* Objective:
What is the number of lines containing "муниципальных"? Give only that number.

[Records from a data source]
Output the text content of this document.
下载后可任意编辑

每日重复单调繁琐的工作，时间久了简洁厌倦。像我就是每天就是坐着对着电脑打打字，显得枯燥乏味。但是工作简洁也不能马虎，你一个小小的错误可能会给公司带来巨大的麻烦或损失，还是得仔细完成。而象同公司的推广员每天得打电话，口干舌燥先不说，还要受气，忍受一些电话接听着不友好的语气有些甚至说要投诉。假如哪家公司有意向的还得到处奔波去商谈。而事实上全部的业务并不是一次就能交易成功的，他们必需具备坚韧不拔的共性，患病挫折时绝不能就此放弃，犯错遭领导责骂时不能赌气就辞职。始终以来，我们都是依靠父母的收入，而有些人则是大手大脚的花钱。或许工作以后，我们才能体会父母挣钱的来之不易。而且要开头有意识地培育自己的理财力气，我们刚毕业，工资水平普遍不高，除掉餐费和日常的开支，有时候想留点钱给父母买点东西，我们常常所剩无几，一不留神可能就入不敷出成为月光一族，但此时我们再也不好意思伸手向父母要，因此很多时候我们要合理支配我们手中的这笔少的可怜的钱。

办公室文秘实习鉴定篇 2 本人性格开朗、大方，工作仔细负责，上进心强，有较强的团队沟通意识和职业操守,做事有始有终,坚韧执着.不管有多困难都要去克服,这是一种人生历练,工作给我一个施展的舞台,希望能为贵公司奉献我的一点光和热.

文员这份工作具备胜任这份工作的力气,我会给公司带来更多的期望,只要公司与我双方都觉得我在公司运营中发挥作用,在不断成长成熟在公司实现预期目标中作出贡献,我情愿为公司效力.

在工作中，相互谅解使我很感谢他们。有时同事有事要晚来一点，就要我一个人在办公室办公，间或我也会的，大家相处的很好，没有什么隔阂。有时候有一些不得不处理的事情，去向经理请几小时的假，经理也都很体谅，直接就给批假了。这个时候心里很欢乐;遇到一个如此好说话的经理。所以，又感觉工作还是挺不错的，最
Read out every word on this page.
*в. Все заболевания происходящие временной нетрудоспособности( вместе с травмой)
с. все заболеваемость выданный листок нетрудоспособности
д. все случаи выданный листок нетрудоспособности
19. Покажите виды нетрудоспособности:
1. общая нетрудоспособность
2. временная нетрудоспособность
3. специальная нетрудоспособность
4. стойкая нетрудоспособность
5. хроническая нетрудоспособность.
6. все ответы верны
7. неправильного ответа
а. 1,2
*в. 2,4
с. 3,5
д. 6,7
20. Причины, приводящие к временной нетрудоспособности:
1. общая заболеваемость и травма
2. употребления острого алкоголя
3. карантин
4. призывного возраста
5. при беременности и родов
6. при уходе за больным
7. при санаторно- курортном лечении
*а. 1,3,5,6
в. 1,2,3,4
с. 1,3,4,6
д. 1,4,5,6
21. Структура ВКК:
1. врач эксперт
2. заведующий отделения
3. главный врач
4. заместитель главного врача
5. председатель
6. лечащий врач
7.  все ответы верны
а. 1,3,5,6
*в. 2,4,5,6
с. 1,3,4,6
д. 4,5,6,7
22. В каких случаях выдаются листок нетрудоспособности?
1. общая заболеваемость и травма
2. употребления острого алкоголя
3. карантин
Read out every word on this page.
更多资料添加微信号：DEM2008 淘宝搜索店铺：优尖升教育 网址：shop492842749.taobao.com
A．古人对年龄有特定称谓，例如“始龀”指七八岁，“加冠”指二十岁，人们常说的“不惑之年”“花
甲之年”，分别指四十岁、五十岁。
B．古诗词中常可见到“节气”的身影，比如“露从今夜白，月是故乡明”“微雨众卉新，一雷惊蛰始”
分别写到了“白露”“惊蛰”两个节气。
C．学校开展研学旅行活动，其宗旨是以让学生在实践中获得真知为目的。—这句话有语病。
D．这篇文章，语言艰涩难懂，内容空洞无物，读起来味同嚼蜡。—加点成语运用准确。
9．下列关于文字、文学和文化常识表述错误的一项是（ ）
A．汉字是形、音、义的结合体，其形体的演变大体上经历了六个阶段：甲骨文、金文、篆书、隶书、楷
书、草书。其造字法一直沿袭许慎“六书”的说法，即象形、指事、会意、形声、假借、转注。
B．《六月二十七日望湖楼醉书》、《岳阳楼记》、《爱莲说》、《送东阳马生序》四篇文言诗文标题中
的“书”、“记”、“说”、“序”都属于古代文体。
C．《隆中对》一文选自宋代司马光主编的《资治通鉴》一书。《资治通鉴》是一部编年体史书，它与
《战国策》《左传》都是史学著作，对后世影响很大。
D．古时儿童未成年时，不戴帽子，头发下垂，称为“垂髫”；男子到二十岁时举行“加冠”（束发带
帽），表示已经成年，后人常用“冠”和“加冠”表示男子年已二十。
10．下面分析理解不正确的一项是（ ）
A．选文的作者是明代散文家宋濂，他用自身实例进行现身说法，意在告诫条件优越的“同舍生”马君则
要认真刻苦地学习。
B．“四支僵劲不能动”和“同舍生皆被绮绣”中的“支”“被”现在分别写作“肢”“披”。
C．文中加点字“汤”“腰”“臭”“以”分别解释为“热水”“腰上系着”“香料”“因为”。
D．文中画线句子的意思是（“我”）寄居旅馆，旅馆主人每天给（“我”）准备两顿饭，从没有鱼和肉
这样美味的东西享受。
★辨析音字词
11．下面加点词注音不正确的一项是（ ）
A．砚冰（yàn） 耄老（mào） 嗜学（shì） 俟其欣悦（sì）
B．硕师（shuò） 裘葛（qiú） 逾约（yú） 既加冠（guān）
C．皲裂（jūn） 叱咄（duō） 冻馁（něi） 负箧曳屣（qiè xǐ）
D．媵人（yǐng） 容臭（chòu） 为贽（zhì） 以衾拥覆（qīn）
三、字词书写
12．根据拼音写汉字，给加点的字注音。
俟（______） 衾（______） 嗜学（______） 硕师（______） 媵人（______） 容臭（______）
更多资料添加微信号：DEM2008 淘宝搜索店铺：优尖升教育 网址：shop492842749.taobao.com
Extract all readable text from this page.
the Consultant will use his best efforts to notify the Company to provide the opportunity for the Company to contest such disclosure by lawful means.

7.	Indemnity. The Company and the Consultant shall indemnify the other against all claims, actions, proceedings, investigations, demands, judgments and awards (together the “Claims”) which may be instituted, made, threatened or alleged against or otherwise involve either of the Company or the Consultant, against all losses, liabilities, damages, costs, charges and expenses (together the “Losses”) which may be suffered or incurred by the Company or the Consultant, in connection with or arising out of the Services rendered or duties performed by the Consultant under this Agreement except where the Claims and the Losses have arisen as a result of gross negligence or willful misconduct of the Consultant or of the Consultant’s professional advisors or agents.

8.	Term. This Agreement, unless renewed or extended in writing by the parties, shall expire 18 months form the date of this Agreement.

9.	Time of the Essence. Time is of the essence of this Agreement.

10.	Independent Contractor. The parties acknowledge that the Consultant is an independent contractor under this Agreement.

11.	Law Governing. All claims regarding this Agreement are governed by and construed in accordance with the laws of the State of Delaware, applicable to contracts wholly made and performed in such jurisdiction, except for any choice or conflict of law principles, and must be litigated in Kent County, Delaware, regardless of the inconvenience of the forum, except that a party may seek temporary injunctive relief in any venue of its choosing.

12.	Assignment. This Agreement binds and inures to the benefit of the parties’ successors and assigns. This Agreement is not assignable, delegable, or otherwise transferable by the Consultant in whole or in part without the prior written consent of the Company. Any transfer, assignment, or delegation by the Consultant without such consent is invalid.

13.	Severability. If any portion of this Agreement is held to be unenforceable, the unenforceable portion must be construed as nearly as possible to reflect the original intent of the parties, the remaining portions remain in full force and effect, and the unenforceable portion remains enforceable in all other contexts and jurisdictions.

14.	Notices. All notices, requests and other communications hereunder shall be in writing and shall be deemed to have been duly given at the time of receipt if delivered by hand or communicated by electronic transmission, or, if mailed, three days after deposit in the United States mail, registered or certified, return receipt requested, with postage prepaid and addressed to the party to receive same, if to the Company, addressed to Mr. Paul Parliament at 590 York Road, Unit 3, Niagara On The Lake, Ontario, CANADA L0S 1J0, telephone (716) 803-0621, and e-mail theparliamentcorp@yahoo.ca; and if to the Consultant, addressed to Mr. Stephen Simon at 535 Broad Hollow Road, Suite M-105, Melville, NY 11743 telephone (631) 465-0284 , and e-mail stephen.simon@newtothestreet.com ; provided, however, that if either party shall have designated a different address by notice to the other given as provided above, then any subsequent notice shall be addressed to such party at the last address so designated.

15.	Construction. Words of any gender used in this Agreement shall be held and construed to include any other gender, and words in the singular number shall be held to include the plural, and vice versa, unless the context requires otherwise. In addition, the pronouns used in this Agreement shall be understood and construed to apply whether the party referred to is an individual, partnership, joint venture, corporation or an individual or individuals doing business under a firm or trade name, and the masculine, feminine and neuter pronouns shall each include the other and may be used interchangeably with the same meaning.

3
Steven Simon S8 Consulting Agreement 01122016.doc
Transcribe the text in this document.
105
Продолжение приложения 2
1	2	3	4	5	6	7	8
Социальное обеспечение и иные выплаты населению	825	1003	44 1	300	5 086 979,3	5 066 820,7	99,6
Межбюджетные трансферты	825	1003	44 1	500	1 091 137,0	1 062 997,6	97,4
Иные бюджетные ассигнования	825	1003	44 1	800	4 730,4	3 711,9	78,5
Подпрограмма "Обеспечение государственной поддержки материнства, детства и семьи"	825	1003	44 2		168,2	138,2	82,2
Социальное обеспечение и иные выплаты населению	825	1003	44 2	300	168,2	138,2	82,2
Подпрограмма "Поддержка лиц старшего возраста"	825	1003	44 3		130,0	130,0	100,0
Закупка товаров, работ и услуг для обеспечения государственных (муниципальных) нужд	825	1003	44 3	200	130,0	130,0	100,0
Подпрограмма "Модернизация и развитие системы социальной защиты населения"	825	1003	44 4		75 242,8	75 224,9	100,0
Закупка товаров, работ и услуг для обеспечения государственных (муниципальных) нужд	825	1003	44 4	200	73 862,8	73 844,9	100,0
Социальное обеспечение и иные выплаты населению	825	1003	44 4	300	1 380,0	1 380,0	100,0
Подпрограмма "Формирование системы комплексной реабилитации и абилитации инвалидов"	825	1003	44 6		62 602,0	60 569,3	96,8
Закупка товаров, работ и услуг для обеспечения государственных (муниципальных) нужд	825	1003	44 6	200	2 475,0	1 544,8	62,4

* Output of the exercise:
3